### Instructions for the task
For the material that follows, list every line containing the word "Croissants".
* START *
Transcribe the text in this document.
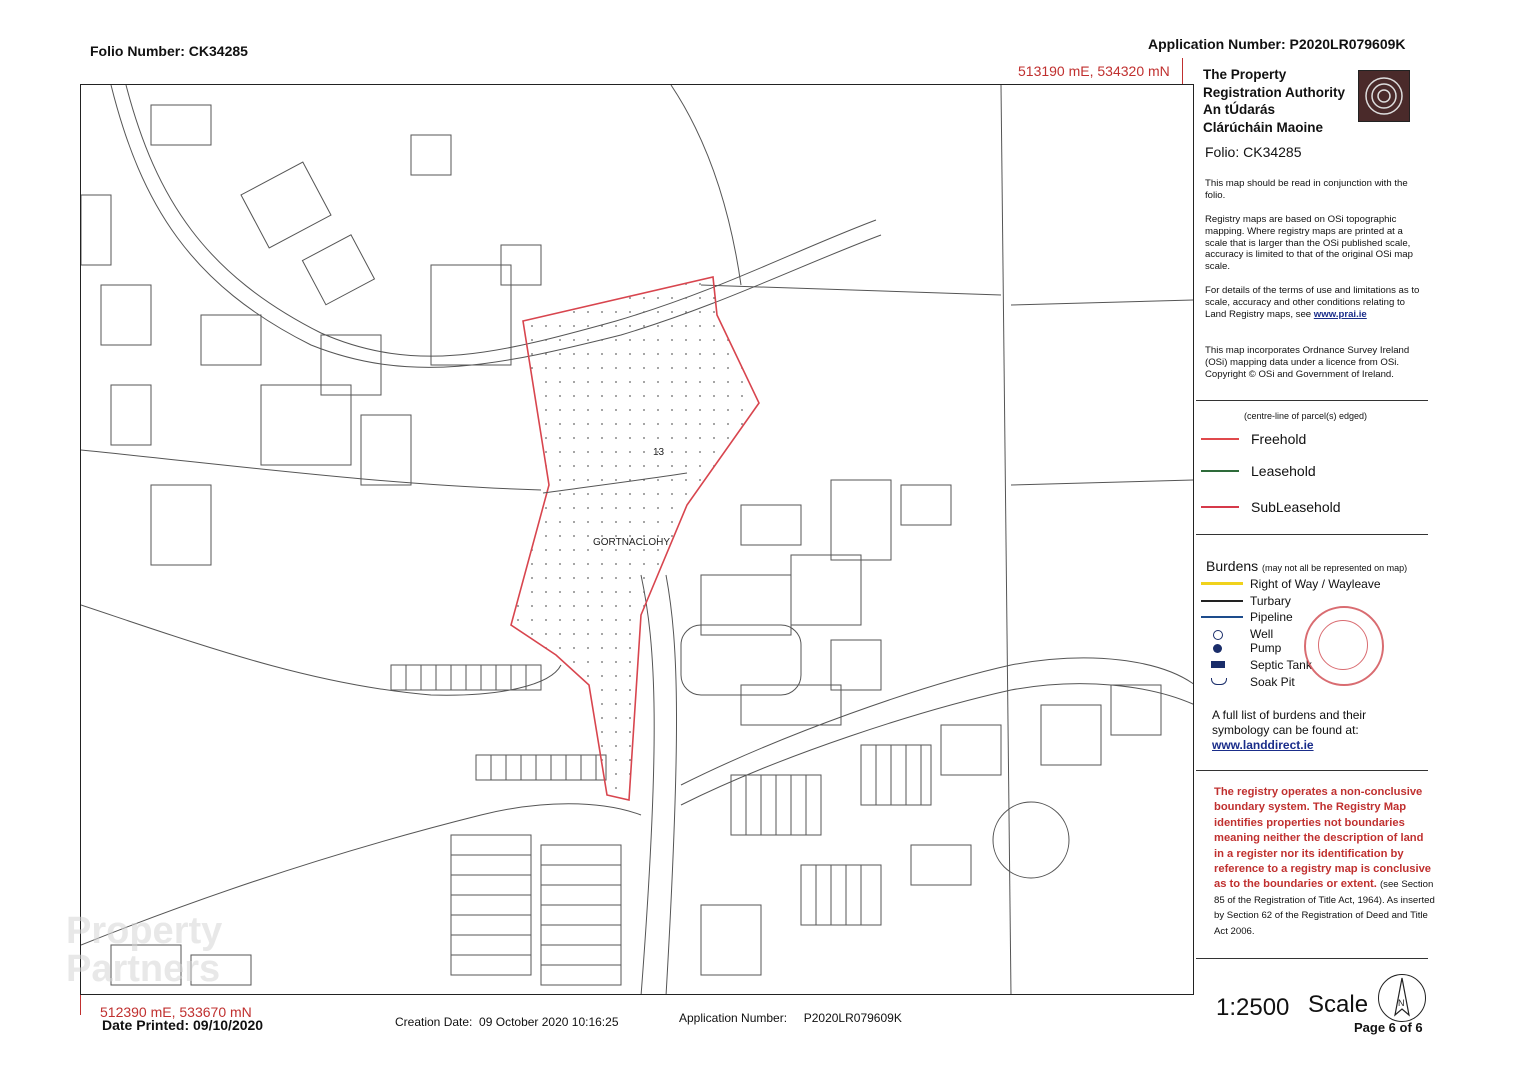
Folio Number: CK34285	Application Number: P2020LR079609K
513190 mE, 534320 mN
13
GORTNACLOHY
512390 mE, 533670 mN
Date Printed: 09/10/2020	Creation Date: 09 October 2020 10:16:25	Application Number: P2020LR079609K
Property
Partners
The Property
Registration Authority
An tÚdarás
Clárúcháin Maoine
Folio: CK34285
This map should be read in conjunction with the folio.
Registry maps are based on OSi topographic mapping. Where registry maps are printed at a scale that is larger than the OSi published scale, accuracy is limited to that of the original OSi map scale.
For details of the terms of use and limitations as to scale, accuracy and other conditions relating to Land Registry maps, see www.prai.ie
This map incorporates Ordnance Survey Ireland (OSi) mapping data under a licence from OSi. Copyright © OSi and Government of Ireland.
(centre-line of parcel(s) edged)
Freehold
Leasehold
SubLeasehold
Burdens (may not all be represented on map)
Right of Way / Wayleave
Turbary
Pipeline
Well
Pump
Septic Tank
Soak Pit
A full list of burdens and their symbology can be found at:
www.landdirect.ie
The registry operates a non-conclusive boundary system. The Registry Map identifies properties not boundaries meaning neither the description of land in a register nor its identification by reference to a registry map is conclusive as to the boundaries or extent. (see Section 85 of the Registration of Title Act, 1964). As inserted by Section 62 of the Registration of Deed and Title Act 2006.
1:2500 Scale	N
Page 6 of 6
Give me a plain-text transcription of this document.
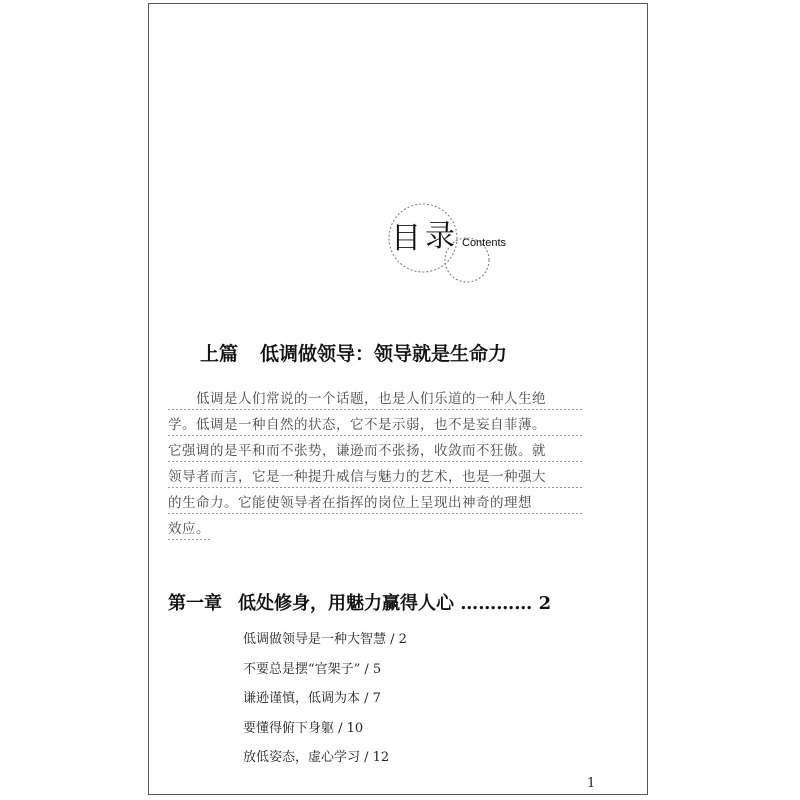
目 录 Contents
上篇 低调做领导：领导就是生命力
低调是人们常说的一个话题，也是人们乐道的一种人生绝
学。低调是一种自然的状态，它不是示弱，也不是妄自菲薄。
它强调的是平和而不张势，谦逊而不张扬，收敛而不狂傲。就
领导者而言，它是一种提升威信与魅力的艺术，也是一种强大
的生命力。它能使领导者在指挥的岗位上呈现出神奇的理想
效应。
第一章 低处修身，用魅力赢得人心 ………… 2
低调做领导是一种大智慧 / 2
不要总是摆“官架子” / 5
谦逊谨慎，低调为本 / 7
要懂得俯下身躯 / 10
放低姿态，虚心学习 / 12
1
* END *
* START *
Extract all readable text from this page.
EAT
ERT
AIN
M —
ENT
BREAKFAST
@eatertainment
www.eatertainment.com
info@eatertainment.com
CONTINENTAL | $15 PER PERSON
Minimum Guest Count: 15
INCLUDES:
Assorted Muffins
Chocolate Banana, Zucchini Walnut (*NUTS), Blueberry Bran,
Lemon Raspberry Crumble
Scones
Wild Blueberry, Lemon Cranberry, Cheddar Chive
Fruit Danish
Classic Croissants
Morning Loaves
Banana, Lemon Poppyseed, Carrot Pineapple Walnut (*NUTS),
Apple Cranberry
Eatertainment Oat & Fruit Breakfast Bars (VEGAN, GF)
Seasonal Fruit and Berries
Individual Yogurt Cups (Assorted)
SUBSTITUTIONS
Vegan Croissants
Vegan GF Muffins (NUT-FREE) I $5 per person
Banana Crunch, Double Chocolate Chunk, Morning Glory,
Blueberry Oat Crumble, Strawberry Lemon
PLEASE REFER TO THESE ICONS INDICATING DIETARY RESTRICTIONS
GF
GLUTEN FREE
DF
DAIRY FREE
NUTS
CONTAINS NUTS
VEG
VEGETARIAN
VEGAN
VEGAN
* END *
### Solution to this task
Classic Croissants
Vegan Croissants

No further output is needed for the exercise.